» Task goal
Copy, without any change, the lines of the listing below from its start through the line containing "Text: CO: CO — [227, 144, 248, 158]", including that line.

*** Input for this task ***

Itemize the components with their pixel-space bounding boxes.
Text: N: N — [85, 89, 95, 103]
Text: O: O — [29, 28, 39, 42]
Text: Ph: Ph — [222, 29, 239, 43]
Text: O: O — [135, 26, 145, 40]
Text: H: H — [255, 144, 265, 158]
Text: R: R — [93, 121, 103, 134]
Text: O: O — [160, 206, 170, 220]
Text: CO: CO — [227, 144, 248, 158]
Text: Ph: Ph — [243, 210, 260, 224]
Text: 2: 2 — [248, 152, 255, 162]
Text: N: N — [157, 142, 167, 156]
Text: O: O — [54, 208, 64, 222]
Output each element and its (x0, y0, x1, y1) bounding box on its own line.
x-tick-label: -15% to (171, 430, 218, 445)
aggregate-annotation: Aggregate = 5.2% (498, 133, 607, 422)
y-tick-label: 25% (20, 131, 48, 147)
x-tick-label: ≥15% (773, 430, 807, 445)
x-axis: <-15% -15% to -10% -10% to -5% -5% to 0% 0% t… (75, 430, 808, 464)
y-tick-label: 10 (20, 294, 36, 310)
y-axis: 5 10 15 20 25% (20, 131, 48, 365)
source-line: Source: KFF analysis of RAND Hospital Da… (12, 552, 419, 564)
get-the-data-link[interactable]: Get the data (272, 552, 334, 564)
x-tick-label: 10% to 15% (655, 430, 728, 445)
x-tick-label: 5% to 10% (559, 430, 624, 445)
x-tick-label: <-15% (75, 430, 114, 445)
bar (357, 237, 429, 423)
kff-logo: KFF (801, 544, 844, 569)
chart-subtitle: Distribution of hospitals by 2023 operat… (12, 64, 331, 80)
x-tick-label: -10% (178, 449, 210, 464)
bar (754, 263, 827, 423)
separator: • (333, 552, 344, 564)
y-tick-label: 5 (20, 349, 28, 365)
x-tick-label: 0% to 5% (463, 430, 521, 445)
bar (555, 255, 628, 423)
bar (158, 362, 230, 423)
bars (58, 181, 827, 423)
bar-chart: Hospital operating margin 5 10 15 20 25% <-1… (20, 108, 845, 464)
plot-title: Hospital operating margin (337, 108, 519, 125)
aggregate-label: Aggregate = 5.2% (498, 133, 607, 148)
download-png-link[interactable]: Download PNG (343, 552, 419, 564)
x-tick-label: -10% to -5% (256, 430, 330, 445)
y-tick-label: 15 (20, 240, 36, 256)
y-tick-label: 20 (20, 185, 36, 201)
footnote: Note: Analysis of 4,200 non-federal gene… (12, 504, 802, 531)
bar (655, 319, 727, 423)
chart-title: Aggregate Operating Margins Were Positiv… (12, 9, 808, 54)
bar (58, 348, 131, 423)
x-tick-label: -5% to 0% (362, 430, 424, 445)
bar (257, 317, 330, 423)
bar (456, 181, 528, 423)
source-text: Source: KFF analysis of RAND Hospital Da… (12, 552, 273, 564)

***

» Written response
Itemize the components with their pixel-space bounding boxes.
Text: N: N — [85, 89, 95, 103]
Text: O: O — [29, 28, 39, 42]
Text: Ph: Ph — [222, 29, 239, 43]
Text: O: O — [135, 26, 145, 40]
Text: H: H — [255, 144, 265, 158]
Text: R: R — [93, 121, 103, 134]
Text: O: O — [160, 206, 170, 220]
Text: CO: CO — [227, 144, 248, 158]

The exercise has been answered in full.